[Data records]

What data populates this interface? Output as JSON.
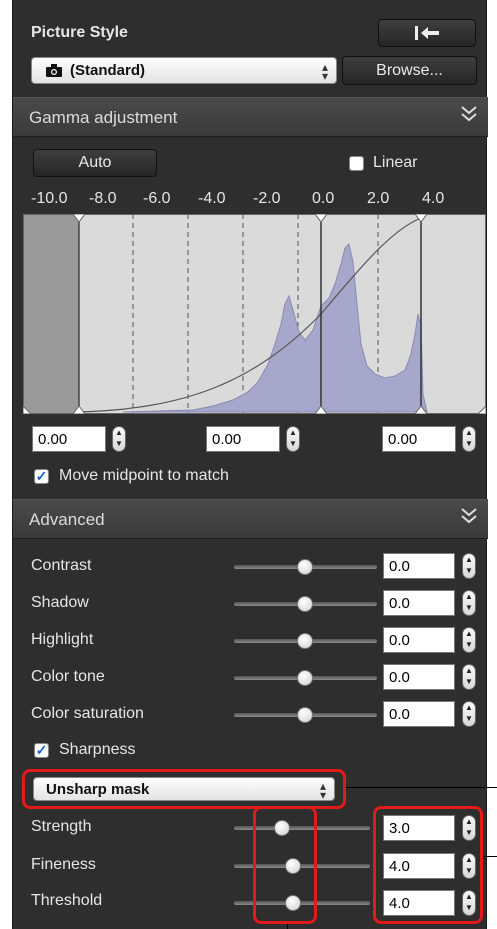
{
  "picture_style": {
    "label": "Picture Style",
    "reset_icon": "revert-arrow-icon",
    "selected": "(Standard)",
    "camera_icon": "camera-icon",
    "browse_label": "Browse..."
  },
  "gamma": {
    "title": "Gamma adjustment",
    "auto_label": "Auto",
    "linear_label": "Linear",
    "ev_ticks": [
      "-10.0",
      "-8.0",
      "-6.0",
      "-4.0",
      "-2.0",
      "0.0",
      "2.0",
      "4.0"
    ],
    "field_left": "0.00",
    "field_mid": "0.00",
    "field_right": "0.00",
    "move_midpoint_label": "Move midpoint to match"
  },
  "advanced": {
    "title": "Advanced",
    "rows": [
      {
        "label": "Contrast",
        "value": "0.0"
      },
      {
        "label": "Shadow",
        "value": "0.0"
      },
      {
        "label": "Highlight",
        "value": "0.0"
      },
      {
        "label": "Color tone",
        "value": "0.0"
      },
      {
        "label": "Color saturation",
        "value": "0.0"
      }
    ],
    "sharpness_label": "Sharpness",
    "sharp_mode": "Unsharp mask",
    "sharp_rows": [
      {
        "label": "Strength",
        "value": "3.0"
      },
      {
        "label": "Fineness",
        "value": "4.0"
      },
      {
        "label": "Threshold",
        "value": "4.0"
      }
    ]
  },
  "colors": {
    "panel": "#2e2e2e",
    "histogram": "#a7a7cc",
    "highlight": "#e21a1a"
  }
}
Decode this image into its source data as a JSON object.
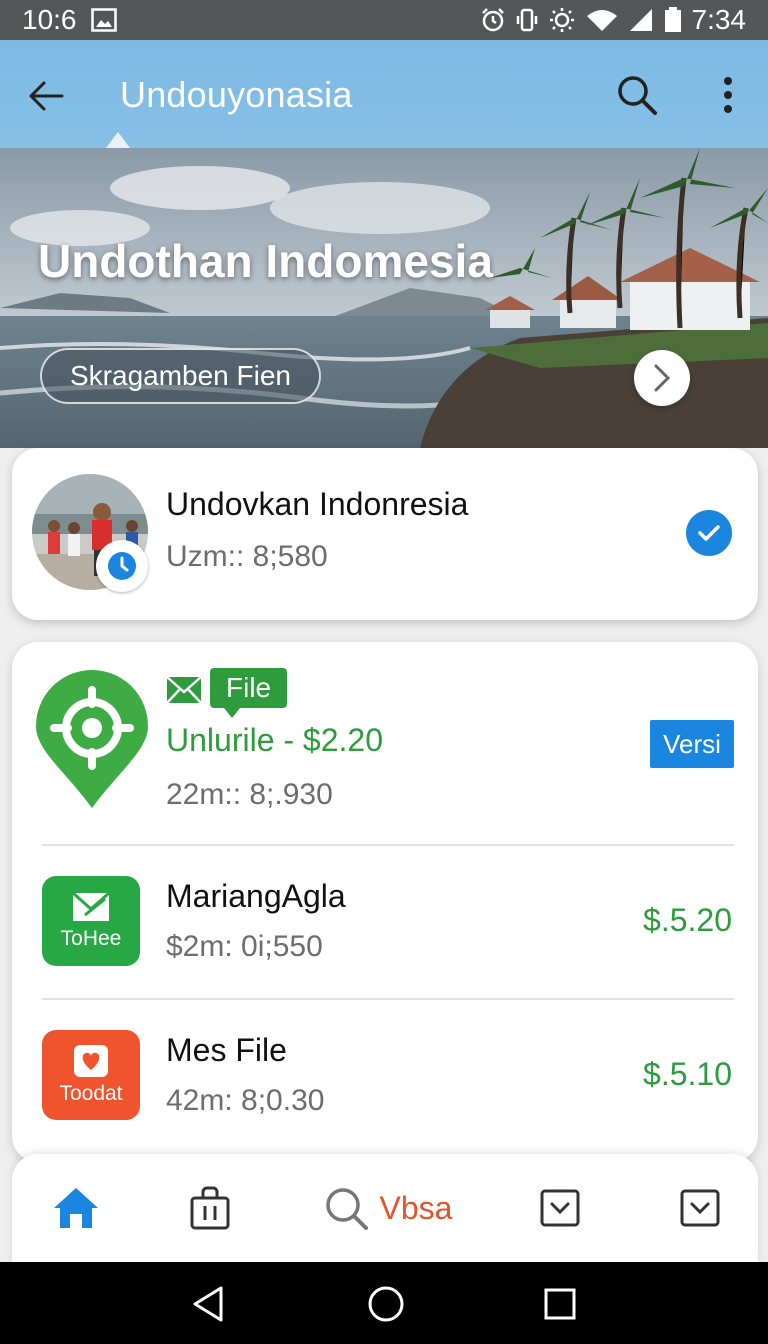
{
  "status_bar": {
    "time_left": "10:6",
    "time_right": "7:34",
    "icons": [
      "image-icon",
      "alarm-icon",
      "vibrate-icon",
      "brightness-icon",
      "wifi-icon",
      "signal-icon",
      "battery-icon"
    ]
  },
  "app_bar": {
    "title": "Undouyonasia",
    "icons": [
      "back-arrow-icon",
      "search-icon",
      "more-vert-icon"
    ]
  },
  "hero": {
    "title": "Undothan Indomesia",
    "chip_label": "Skragamben Fien",
    "next_icon": "chevron-right-icon"
  },
  "profile": {
    "name": "Undovkan Indonresia",
    "subtitle": "Uzm:: 8;580",
    "badge_icon": "clock-icon",
    "status_icon": "check-circle-icon",
    "accent": "#1a86e0"
  },
  "featured": {
    "badge": "File",
    "title": "Unlurile - $2.20",
    "subtitle": "22m:: 8;.930",
    "action": "Versi",
    "icon": "location-pin-icon",
    "accent": "#2e9b3d"
  },
  "list": [
    {
      "title": "MariangAgla",
      "subtitle": "$2m: 0i;550",
      "price": "$.5.20",
      "icon_text": "ToHee",
      "icon": "mail-app-icon",
      "icon_color": "#27a844"
    },
    {
      "title": "Mes File",
      "subtitle": "42m: 8;0.30",
      "price": "$.5.10",
      "icon_text": "Toodat",
      "icon": "heart-app-icon",
      "icon_color": "#f0542f"
    }
  ],
  "bottom_nav": {
    "items": [
      "home-icon",
      "shopping-bag-icon",
      "search-icon",
      "dropdown-box-icon",
      "dropdown-box-icon"
    ],
    "search_label": "Vbsa",
    "active_color": "#1a86e0",
    "label_color": "#e4532a"
  },
  "system_nav": {
    "icons": [
      "back-triangle-icon",
      "home-circle-icon",
      "recents-square-icon"
    ]
  }
}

▶ The exercise
The data should be printed again unchanged; leave its pictures out.

▶ Exercise result
What data populates this interface? Output as JSON.
{
  "picture_style": {
    "label": "Picture Style",
    "reset_icon": "revert-arrow-icon",
    "selected": "(Standard)",
    "camera_icon": "camera-icon",
    "browse_label": "Browse..."
  },
  "gamma": {
    "title": "Gamma adjustment",
    "auto_label": "Auto",
    "linear_label": "Linear",
    "ev_ticks": [
      "-10.0",
      "-8.0",
      "-6.0",
      "-4.0",
      "-2.0",
      "0.0",
      "2.0",
      "4.0"
    ],
    "field_left": "0.00",
    "field_mid": "0.00",
    "field_right": "0.00",
    "move_midpoint_label": "Move midpoint to match"
  },
  "advanced": {
    "title": "Advanced",
    "rows": [
      {
        "label": "Contrast",
        "value": "0.0"
      },
      {
        "label": "Shadow",
        "value": "0.0"
      },
      {
        "label": "Highlight",
        "value": "0.0"
      },
      {
        "label": "Color tone",
        "value": "0.0"
      },
      {
        "label": "Color saturation",
        "value": "0.0"
      }
    ],
    "sharpness_label": "Sharpness",
    "sharp_mode": "Unsharp mask",
    "sharp_rows": [
      {
        "label": "Strength",
        "value": "3.0"
      },
      {
        "label": "Fineness",
        "value": "4.0"
      },
      {
        "label": "Threshold",
        "value": "4.0"
      }
    ]
  },
  "colors": {
    "panel": "#2e2e2e",
    "histogram": "#a7a7cc",
    "highlight": "#e21a1a"
  }
}
Decode this image into its source data as a JSON object.
{
  "status_bar": {
    "time_left": "10:6",
    "time_right": "7:34",
    "icons": [
      "image-icon",
      "alarm-icon",
      "vibrate-icon",
      "brightness-icon",
      "wifi-icon",
      "signal-icon",
      "battery-icon"
    ]
  },
  "app_bar": {
    "title": "Undouyonasia",
    "icons": [
      "back-arrow-icon",
      "search-icon",
      "more-vert-icon"
    ]
  },
  "hero": {
    "title": "Undothan Indomesia",
    "chip_label": "Skragamben Fien",
    "next_icon": "chevron-right-icon"
  },
  "profile": {
    "name": "Undovkan Indonresia",
    "subtitle": "Uzm:: 8;580",
    "badge_icon": "clock-icon",
    "status_icon": "check-circle-icon",
    "accent": "#1a86e0"
  },
  "featured": {
    "badge": "File",
    "title": "Unlurile - $2.20",
    "subtitle": "22m:: 8;.930",
    "action": "Versi",
    "icon": "location-pin-icon",
    "accent": "#2e9b3d"
  },
  "list": [
    {
      "title": "MariangAgla",
      "subtitle": "$2m: 0i;550",
      "price": "$.5.20",
      "icon_text": "ToHee",
      "icon": "mail-app-icon",
      "icon_color": "#27a844"
    },
    {
      "title": "Mes File",
      "subtitle": "42m: 8;0.30",
      "price": "$.5.10",
      "icon_text": "Toodat",
      "icon": "heart-app-icon",
      "icon_color": "#f0542f"
    }
  ],
  "bottom_nav": {
    "items": [
      "home-icon",
      "shopping-bag-icon",
      "search-icon",
      "dropdown-box-icon",
      "dropdown-box-icon"
    ],
    "search_label": "Vbsa",
    "active_color": "#1a86e0",
    "label_color": "#e4532a"
  },
  "system_nav": {
    "icons": [
      "back-triangle-icon",
      "home-circle-icon",
      "recents-square-icon"
    ]
  }
}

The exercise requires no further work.